▸ **Provided data**
################

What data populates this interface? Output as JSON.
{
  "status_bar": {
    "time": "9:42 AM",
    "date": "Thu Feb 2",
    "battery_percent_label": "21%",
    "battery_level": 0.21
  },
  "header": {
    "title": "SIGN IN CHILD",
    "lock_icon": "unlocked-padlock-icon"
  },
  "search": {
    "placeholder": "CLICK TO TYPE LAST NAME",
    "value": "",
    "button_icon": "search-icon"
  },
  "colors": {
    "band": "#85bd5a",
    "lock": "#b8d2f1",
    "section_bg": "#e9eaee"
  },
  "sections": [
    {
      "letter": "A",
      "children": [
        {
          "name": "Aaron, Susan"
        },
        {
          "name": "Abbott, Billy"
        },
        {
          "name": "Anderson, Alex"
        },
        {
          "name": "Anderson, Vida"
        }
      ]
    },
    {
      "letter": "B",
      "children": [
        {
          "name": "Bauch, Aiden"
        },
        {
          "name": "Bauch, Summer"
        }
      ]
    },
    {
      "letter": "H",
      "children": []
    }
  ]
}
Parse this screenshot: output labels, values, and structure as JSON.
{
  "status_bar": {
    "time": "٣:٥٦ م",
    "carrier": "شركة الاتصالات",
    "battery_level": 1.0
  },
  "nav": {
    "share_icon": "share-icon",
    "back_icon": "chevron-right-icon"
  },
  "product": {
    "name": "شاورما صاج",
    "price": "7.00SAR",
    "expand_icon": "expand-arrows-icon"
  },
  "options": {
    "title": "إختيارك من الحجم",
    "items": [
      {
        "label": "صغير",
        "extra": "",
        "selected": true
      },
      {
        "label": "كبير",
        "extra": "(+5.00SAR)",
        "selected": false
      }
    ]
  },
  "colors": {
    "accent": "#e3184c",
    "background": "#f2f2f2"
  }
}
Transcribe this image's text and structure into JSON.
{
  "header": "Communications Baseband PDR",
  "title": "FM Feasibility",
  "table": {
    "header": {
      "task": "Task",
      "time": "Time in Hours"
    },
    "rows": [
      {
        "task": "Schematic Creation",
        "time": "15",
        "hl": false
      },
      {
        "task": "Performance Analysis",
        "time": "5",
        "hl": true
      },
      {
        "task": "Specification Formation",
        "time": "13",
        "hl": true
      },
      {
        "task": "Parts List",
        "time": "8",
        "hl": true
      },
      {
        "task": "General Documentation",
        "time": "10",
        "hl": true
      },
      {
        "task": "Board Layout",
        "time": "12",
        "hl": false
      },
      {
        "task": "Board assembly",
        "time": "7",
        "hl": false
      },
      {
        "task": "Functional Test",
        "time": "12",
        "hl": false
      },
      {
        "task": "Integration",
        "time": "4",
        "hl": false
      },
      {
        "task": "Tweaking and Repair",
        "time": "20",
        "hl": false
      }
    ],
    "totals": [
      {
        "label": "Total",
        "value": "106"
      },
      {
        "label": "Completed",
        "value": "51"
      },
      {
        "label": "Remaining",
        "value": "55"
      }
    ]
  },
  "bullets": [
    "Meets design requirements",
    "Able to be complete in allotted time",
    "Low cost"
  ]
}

################

▸ **Written problem**
Select and copy every line of the listing with the word "Board".

▸ **Full output**
        "task": "Board Layout",
        "task": "Board assembly",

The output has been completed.